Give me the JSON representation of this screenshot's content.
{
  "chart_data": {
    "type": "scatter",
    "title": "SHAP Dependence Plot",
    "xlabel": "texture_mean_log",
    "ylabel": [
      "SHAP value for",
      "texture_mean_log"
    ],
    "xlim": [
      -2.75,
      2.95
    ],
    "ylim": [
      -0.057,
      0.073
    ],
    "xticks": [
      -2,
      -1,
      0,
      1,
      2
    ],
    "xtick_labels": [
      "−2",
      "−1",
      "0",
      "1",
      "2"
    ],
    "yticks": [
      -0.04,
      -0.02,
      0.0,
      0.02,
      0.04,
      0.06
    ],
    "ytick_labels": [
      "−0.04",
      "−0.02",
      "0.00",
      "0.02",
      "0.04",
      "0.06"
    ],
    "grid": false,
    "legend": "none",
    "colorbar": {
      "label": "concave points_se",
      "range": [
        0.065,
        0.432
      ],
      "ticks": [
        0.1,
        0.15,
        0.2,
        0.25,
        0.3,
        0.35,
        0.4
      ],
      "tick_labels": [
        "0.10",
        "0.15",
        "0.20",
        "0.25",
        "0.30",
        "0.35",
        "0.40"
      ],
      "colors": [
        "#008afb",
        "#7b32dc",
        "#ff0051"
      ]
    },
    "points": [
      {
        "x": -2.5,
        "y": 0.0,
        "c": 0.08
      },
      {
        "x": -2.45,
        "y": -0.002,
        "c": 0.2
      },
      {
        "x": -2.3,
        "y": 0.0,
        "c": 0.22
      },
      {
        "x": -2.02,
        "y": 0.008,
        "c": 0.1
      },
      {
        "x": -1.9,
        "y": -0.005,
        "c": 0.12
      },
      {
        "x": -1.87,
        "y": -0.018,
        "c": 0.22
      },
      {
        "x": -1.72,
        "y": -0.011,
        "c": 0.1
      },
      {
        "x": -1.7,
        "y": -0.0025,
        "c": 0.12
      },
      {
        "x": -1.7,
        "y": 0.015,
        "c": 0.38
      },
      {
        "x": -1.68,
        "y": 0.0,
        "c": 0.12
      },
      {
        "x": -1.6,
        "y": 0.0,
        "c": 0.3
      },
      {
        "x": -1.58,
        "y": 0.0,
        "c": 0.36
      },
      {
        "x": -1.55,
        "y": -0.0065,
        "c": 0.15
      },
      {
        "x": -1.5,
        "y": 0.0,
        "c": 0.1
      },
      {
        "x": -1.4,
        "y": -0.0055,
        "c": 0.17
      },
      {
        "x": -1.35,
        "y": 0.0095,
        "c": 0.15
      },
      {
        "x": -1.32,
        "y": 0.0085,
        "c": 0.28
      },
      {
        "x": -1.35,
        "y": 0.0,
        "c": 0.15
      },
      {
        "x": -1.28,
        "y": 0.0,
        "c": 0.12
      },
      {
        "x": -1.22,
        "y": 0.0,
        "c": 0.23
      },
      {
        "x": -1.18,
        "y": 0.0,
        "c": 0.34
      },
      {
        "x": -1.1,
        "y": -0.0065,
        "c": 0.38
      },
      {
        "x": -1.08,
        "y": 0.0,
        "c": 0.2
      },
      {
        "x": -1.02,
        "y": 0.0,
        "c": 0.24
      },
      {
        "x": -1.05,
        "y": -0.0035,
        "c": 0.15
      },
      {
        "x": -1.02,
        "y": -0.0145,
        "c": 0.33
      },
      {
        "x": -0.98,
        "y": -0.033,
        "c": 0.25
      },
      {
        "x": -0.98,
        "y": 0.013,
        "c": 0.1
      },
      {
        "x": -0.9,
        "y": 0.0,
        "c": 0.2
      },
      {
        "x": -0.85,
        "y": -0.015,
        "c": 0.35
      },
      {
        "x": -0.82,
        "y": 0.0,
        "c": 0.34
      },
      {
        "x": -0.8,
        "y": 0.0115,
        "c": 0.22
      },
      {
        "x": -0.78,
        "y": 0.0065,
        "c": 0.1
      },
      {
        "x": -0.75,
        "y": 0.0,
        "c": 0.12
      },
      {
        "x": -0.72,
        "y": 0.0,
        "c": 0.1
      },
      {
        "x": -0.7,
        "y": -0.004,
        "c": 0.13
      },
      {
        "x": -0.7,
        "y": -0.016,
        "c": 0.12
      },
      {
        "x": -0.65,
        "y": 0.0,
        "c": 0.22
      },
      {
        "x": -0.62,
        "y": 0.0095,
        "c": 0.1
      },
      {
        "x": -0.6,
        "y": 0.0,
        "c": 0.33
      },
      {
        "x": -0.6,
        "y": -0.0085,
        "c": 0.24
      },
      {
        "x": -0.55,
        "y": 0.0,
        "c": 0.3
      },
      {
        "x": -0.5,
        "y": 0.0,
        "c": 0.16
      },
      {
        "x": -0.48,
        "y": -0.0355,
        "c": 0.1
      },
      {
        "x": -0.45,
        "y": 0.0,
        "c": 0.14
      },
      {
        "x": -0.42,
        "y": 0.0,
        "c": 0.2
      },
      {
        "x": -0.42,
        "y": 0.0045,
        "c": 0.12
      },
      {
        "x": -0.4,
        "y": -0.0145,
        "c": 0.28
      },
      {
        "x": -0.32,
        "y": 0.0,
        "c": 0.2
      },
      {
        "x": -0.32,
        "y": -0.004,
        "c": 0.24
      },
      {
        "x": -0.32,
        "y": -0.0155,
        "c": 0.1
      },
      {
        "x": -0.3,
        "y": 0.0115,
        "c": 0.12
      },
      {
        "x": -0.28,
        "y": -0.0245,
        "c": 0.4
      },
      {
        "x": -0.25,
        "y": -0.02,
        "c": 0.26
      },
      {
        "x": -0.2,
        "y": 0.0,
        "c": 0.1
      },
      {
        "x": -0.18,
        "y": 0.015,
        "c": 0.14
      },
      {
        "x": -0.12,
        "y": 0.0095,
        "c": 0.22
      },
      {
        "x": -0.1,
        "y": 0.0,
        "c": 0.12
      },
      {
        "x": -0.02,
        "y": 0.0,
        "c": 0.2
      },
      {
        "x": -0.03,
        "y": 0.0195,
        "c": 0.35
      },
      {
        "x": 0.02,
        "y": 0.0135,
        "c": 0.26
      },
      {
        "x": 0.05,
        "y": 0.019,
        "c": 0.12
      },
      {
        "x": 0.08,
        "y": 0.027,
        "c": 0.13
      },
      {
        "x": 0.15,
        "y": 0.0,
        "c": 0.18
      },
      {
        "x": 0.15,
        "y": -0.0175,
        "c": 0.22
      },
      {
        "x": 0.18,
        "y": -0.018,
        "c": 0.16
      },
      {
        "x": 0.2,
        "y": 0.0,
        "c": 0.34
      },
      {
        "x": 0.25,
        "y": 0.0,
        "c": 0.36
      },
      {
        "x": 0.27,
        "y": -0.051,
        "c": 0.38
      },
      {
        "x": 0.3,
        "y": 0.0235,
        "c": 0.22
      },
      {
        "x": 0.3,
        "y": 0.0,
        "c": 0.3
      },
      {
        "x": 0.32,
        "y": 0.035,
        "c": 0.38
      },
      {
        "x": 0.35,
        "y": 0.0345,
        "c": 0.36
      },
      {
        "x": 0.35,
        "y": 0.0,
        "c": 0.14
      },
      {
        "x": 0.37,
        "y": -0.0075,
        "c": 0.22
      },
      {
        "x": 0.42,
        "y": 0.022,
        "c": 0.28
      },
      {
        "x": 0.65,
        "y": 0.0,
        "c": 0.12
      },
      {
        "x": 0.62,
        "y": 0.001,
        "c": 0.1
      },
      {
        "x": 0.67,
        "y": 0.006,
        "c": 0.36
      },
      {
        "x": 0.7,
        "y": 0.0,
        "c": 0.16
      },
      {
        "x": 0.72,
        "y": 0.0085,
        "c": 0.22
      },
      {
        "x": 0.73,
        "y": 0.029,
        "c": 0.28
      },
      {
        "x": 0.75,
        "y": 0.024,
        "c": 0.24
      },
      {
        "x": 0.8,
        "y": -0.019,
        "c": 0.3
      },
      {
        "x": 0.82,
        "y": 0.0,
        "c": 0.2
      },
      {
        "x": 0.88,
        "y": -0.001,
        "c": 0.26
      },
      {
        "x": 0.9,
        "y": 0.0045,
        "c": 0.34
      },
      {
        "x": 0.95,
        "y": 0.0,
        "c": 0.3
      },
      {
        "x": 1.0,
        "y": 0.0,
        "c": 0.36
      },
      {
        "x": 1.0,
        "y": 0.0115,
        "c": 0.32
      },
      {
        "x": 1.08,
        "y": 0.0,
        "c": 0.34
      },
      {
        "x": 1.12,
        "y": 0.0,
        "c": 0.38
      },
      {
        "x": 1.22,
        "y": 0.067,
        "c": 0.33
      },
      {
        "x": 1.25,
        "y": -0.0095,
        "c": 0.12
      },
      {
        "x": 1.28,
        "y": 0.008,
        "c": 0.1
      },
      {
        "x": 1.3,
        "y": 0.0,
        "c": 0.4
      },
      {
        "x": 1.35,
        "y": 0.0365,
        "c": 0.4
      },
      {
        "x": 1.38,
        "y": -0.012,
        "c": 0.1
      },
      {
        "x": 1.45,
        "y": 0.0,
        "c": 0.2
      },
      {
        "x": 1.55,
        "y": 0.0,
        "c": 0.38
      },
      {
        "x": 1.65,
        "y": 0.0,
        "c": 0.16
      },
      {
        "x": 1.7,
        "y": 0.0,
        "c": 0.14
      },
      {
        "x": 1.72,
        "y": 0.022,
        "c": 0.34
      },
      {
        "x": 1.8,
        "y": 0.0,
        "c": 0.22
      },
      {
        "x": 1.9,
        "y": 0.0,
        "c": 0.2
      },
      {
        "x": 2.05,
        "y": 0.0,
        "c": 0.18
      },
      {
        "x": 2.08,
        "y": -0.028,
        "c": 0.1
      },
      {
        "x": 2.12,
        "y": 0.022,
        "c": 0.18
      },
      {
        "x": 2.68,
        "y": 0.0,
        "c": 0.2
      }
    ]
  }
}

::::::::::

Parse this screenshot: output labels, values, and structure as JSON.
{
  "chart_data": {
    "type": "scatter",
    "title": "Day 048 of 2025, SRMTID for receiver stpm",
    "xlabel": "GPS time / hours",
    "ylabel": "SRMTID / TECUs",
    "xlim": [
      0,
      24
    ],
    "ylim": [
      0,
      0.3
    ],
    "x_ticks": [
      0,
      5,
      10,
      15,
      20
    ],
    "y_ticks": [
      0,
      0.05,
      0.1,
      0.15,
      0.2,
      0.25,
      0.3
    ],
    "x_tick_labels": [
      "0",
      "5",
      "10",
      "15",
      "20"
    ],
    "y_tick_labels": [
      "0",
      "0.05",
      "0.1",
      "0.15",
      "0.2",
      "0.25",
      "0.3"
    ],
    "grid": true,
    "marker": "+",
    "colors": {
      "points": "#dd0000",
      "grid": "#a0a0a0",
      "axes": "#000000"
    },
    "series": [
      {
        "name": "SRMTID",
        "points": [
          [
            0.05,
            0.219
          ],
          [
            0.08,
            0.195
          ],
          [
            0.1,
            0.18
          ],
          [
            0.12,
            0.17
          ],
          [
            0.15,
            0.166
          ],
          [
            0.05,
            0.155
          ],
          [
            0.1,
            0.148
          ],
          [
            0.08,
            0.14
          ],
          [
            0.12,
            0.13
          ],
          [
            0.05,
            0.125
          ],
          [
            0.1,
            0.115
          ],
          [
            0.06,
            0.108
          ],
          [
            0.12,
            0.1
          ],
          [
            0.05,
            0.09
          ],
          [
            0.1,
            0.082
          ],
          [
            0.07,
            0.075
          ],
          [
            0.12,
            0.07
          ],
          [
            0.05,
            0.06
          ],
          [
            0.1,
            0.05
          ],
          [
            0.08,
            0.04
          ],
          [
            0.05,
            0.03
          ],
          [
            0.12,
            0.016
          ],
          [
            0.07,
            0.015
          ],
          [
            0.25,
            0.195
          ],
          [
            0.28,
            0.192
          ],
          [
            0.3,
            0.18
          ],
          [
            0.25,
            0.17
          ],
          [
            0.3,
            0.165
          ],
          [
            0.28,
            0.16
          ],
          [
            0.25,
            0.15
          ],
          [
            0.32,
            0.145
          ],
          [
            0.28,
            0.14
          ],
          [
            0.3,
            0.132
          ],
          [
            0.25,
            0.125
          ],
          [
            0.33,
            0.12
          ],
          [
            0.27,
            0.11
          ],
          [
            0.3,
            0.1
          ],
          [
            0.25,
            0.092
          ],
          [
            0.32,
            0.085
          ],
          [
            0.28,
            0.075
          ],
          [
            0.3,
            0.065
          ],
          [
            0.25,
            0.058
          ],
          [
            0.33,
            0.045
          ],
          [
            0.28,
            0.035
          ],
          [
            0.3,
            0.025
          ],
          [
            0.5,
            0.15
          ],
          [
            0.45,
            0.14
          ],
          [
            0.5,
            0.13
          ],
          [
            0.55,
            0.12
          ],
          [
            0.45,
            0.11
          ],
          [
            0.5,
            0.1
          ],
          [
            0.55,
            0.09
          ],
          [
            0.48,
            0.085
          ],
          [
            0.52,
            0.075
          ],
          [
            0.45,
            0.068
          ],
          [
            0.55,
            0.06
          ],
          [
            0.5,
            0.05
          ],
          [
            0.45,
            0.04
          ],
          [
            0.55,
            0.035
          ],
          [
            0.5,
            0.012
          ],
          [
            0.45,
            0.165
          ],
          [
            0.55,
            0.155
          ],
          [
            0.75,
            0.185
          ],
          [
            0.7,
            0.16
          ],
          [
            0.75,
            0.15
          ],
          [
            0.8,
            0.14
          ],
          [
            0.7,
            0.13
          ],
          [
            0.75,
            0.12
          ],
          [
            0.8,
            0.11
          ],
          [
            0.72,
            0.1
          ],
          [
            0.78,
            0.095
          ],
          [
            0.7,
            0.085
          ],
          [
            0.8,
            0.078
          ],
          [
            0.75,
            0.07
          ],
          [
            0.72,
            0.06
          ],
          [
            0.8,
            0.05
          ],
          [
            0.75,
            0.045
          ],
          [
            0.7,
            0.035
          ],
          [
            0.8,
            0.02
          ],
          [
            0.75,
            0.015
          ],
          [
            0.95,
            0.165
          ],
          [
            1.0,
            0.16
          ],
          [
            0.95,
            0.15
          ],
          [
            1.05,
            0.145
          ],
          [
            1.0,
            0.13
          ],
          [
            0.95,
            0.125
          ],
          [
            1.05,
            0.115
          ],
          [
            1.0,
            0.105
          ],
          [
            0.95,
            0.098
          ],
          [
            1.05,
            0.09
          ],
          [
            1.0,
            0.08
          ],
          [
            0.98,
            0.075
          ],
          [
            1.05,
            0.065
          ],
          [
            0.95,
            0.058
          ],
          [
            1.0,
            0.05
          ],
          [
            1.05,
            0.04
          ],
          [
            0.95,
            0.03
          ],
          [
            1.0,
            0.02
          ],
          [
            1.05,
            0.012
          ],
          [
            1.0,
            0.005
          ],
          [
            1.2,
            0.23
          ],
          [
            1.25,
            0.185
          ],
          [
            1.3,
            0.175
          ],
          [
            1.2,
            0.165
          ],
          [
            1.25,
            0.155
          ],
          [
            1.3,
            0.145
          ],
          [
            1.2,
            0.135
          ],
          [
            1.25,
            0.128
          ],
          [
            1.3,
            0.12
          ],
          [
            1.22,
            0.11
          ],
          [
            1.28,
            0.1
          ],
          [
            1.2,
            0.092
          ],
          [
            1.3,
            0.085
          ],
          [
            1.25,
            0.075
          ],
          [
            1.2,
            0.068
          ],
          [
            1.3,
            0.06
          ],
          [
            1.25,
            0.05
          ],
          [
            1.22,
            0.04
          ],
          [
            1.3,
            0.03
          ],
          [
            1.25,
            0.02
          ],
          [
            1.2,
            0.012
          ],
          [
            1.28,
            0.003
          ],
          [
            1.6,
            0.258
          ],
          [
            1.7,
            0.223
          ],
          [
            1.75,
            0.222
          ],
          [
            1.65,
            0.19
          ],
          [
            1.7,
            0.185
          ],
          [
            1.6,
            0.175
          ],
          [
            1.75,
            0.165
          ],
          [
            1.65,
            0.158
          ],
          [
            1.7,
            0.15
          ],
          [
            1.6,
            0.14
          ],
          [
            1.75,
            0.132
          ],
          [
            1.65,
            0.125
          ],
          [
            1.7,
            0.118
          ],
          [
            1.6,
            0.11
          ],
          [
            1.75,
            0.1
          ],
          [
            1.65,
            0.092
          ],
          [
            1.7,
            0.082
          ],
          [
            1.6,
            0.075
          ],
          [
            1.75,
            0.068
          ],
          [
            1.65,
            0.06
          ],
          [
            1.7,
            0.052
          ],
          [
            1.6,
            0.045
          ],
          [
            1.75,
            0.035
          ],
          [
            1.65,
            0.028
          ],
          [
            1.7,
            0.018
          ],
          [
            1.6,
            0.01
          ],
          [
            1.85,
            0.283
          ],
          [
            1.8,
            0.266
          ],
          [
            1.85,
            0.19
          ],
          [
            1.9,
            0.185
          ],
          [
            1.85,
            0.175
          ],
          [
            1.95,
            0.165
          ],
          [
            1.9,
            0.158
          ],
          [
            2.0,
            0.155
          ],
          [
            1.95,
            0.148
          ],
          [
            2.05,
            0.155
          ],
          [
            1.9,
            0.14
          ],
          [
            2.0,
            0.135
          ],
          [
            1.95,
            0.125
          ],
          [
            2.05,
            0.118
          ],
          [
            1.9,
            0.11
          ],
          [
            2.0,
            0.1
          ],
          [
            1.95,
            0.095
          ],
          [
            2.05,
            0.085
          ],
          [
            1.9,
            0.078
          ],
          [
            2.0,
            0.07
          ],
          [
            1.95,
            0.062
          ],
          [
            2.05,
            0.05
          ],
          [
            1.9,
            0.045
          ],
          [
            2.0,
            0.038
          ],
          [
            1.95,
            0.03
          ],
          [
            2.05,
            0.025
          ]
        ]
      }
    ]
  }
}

::::::::::

TASK TO CARRY OUT
Copy out the lines that hold "SRMTID".

FULL RESPONSE
    "title": "Day 048 of 2025, SRMTID for receiver stpm",
    "ylabel": "SRMTID / TECUs",
        "name": "SRMTID",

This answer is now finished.